» **Records from a collection**

----

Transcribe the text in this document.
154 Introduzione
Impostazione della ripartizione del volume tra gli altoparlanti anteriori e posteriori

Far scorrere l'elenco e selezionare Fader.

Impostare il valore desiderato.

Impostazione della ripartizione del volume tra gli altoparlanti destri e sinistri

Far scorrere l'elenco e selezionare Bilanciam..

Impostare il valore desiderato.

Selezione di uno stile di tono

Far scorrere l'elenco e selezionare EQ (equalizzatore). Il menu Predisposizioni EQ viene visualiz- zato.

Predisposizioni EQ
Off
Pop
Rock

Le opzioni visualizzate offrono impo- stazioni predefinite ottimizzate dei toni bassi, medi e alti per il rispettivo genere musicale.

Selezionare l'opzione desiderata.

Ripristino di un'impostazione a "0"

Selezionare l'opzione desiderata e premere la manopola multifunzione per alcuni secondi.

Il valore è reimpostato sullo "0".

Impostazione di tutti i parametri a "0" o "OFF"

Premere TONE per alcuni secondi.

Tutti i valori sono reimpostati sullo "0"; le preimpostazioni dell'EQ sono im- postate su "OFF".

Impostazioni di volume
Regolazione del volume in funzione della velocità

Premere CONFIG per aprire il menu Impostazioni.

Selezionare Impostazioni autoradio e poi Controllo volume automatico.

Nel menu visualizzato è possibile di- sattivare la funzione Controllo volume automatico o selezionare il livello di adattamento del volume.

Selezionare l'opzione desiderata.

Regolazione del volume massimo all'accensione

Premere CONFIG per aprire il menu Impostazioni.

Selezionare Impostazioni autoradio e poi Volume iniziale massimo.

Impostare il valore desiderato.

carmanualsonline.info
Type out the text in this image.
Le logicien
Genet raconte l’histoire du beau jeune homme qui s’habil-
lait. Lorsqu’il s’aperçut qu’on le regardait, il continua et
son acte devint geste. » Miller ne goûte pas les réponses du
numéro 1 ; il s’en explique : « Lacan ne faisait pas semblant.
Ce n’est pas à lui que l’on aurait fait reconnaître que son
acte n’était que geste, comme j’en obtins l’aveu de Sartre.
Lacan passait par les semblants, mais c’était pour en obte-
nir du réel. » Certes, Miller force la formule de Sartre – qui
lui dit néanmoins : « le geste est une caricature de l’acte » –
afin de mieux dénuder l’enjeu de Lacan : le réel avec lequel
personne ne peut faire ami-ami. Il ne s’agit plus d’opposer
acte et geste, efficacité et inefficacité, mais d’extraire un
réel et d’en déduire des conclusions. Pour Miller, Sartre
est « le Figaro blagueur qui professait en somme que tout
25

----

» **What needs to be done**
Generate an exact reproduction of all entries.

» **Written solution**
Transcribe the text in this document.
154 Introduzione
Impostazione della ripartizione del volume tra gli altoparlanti anteriori e posteriori

Far scorrere l'elenco e selezionare Fader.

Impostare il valore desiderato.

Impostazione della ripartizione del volume tra gli altoparlanti destri e sinistri

Far scorrere l'elenco e selezionare Bilanciam..

Impostare il valore desiderato.

Selezione di uno stile di tono

Far scorrere l'elenco e selezionare EQ (equalizzatore). Il menu Predisposizioni EQ viene visualiz- zato.

Predisposizioni EQ
Off
Pop
Rock

Le opzioni visualizzate offrono impo- stazioni predefinite ottimizzate dei toni bassi, medi e alti per il rispettivo genere musicale.

Selezionare l'opzione desiderata.

Ripristino di un'impostazione a "0"

Selezionare l'opzione desiderata e premere la manopola multifunzione per alcuni secondi.

Il valore è reimpostato sullo "0".

Impostazione di tutti i parametri a "0" o "OFF"

Premere TONE per alcuni secondi.

Tutti i valori sono reimpostati sullo "0"; le preimpostazioni dell'EQ sono im- postate su "OFF".

Impostazioni di volume
Regolazione del volume in funzione della velocità

Premere CONFIG per aprire il menu Impostazioni.

Selezionare Impostazioni autoradio e poi Controllo volume automatico.

Nel menu visualizzato è possibile di- sattivare la funzione Controllo volume automatico o selezionare il livello di adattamento del volume.

Selezionare l'opzione desiderata.

Regolazione del volume massimo all'accensione

Premere CONFIG per aprire il menu Impostazioni.

Selezionare Impostazioni autoradio e poi Volume iniziale massimo.

Impostare il valore desiderato.

carmanualsonline.info
Type out the text in this image.
Le logicien
Genet raconte l’histoire du beau jeune homme qui s’habil-
lait. Lorsqu’il s’aperçut qu’on le regardait, il continua et
son acte devint geste. » Miller ne goûte pas les réponses du
numéro 1 ; il s’en explique : « Lacan ne faisait pas semblant.
Ce n’est pas à lui que l’on aurait fait reconnaître que son
acte n’était que geste, comme j’en obtins l’aveu de Sartre.
Lacan passait par les semblants, mais c’était pour en obte-
nir du réel. » Certes, Miller force la formule de Sartre – qui
lui dit néanmoins : « le geste est une caricature de l’acte » –
afin de mieux dénuder l’enjeu de Lacan : le réel avec lequel
personne ne peut faire ami-ami. Il ne s’agit plus d’opposer
acte et geste, efficacité et inefficacité, mais d’extraire un
réel et d’en déduire des conclusions. Pour Miller, Sartre
est « le Figaro blagueur qui professait en somme que tout
25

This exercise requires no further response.